**Selected passage:**
Lefamulin

Clinical data
- Trade names: Xenleta
- Other names: BC-3781
- AHFS/Drugs.com: Monograph
- License data: US DailyMed: Lefamulin;
- Routes of administration: Intravenous, by mouth
- ATC code: J01XX12 (WHO) ;

Legal status
- Legal status: CA: ℞-only; US: ℞-only; EU: Rx-only;

Identifiers
- IUPAC name (1S,2R,3S,4S,6R,7R,8R,14R)-3-Hydroxy-2,4,7,14-tetramethyl-9-oxo-4-vinyltricyclo[5.4.3.0^{1,8}]tetradec-6-yl {[(1R,2R,4R)-4-amino-2-hydroxycyclohexyl]sulfanyl}acetate;
- CAS Number: 1061337-51-6;
- PubChem CID: 25185057;
- DrugBank: DB12825;
- ChemSpider: 32701544;
- UNII: 21904A5386;
- KEGG: D11631;
- ChEMBL: ChEMBL3291398;
- CompTox Dashboard (EPA): DTXSID101027896 ;

Chemical and physical data
- Formula: C_{28}H_{45}NO_{5}S
- Molar mass: 507.73 g·mol^{−1}
- 3D model (JSmol): Interactive image;
- SMILES C[C@@H]1CC[C@@]23CCC(=O)[C@H]2[C@@]1([C@@H](C[C@@]([C@H]([C@@H]3C)O)(C)C=C)OC(=O)CS[C@@H]4CC[C@H](C[C@H]4O)N)C;
- InChI InChI=1S/C28H45NO5S/c1-6-26(4)14-22(34-23(32)15-35-21-8-7-18(29)13-20(21)31)27(5)16(2)9-11-28(17(3)25(26)33)12-10-19(30)24(27)28/h6,16-18,20-22,24-25,31,33H,1,7-15,29H2,2-5H3/t16-,17+,18-,20-,21-,22-,24+,25+,26-,27+,28+/m1/s1; Key:KPVIXBKIJXZQJX-FCEONZPQSA-N;

= Lefamulin =

Chemical compound

Lefamulin, sold under the brand name Xenleta, is an antibiotic medication used to treat adults with community-acquired bacterial pneumonia. It is taken by mouth or by injection into a vein.

**Assignment A:** Print the part of the lefamulin entry that begins at the words "Lefamulin, sold under" and ends after "into a vein.".
**Assignment B:** Using the lefamulin entry, say yes or no for each statement and quote the words that decide it: (i) Lefamulin is sold under the brand name Xenleta. (ii) Lefamulin can only be given by injection. (iii) In the US, lefamulin requires a prescription.
**Assignment C:** According to the lefamulin entry, what is lefamulin used to treat?
The items come from a separate source, not from the lefamulin entry.

(Bounding box prediction data)
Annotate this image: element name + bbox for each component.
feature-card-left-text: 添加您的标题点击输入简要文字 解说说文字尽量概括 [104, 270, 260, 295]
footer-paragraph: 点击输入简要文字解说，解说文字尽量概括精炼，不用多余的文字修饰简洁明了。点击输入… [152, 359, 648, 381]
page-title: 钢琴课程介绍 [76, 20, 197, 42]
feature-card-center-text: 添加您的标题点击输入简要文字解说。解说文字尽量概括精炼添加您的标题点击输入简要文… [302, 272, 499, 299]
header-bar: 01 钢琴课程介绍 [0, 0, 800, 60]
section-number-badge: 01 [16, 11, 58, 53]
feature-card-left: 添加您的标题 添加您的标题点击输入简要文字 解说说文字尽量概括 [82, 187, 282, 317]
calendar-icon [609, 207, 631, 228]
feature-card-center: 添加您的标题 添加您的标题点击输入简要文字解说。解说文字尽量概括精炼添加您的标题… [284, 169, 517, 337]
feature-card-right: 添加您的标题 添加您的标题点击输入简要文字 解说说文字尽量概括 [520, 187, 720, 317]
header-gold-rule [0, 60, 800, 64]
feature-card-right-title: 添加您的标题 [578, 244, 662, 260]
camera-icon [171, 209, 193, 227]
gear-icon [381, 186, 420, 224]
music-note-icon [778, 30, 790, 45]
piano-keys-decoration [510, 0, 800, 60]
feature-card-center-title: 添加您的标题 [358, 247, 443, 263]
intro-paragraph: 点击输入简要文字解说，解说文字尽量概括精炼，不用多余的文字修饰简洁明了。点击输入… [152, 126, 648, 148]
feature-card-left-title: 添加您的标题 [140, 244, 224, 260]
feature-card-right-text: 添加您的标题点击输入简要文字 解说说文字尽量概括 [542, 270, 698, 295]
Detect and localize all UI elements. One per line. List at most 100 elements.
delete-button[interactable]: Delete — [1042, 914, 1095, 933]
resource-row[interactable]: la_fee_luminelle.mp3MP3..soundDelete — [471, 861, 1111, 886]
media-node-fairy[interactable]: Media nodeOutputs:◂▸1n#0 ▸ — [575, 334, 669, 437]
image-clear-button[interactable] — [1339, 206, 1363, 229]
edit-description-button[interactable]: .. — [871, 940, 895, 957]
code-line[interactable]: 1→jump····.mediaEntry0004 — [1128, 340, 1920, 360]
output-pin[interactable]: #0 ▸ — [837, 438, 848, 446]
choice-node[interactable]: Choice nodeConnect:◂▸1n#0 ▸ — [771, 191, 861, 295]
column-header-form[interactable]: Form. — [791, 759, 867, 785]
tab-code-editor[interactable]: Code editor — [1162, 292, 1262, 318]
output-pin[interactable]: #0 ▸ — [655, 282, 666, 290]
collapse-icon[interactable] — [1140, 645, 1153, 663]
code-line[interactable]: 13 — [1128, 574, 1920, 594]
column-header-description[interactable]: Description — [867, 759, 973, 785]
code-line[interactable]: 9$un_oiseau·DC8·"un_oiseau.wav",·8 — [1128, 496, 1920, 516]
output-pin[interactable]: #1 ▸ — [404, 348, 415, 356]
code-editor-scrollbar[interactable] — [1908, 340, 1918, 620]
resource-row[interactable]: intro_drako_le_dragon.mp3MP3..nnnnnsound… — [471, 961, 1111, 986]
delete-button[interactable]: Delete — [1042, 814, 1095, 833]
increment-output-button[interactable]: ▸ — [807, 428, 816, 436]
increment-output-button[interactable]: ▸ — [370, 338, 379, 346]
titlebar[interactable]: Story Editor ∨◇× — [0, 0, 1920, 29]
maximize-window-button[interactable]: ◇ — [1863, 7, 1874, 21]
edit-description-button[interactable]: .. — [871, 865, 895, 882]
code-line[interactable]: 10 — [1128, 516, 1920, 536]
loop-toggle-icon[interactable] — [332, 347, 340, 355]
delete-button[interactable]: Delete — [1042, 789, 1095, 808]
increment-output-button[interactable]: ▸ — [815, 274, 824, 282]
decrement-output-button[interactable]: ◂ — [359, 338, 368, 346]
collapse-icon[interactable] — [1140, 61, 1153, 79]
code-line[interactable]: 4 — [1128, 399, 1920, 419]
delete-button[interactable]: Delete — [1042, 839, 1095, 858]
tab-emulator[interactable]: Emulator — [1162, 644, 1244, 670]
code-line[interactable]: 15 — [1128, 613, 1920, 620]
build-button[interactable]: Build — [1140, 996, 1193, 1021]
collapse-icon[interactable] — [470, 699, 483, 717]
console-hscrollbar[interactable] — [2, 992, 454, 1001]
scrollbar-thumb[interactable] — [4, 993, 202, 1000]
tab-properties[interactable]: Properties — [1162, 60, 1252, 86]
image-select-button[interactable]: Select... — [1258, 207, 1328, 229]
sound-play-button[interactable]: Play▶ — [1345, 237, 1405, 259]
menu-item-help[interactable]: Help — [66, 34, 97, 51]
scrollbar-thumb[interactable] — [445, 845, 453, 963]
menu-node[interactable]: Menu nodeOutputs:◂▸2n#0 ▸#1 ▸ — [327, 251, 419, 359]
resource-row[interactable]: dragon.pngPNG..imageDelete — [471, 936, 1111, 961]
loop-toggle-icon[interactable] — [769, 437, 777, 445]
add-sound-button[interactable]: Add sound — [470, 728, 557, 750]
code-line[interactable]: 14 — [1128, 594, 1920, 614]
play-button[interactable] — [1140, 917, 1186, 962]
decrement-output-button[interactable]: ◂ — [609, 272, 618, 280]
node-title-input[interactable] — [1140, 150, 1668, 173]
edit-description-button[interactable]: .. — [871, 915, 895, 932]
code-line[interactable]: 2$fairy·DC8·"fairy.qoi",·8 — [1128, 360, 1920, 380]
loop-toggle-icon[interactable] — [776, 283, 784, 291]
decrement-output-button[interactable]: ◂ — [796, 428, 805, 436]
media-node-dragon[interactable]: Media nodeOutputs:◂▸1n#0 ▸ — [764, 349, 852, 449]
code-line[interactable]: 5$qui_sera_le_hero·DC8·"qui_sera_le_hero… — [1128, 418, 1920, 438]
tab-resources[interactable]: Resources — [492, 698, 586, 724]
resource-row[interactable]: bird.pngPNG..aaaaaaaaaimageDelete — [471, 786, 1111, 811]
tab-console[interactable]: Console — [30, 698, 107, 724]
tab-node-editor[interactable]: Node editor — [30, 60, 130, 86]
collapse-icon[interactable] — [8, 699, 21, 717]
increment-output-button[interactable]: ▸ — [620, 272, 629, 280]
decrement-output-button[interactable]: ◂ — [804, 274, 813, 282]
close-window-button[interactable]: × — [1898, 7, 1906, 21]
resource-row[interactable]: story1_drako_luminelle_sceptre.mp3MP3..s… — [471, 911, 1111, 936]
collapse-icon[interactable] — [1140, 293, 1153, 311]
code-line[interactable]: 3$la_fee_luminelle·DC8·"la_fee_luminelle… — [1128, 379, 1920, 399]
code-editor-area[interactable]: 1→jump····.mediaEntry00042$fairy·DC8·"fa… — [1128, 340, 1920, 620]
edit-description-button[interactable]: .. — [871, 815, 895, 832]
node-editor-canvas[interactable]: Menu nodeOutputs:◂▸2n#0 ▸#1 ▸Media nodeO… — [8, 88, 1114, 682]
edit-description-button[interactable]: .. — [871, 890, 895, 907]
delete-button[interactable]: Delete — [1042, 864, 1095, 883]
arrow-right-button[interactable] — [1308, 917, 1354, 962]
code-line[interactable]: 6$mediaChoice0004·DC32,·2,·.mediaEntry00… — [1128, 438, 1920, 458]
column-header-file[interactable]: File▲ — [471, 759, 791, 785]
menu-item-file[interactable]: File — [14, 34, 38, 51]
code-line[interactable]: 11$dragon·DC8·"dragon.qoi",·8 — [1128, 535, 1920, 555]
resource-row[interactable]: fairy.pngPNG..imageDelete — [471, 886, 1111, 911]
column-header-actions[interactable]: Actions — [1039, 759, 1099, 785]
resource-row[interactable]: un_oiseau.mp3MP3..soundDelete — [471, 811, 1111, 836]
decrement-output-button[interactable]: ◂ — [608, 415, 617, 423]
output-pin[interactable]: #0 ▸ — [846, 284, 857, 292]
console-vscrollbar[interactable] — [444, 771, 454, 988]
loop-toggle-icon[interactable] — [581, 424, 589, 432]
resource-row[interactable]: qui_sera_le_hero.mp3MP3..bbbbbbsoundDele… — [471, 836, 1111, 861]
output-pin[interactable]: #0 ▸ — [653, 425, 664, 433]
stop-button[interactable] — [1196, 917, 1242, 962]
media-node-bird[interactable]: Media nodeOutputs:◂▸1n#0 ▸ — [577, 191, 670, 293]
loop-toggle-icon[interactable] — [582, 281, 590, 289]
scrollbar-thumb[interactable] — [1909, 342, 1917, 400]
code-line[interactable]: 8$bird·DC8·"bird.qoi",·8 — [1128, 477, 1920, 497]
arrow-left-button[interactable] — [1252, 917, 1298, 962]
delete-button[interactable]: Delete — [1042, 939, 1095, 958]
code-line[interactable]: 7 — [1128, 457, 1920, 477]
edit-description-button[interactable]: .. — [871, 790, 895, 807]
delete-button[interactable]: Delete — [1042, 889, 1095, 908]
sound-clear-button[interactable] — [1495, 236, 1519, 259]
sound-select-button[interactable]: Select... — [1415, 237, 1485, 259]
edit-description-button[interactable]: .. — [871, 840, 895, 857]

**Exercise solution A:**
Lefamulin, sold under the brand name Xenleta, is an antibiotic medication used to treat adults with community-acquired bacterial pneumonia. It is taken by mouth or by injection into a vein.

**Exercise solution B:**
(i) Yes: "sold under the brand name Xenleta"
(ii) No: "It is taken by mouth or by injection into a vein."
(iii) Yes: "US: ℞-only"

**Exercise solution C:** Adults with community-acquired bacterial pneumonia.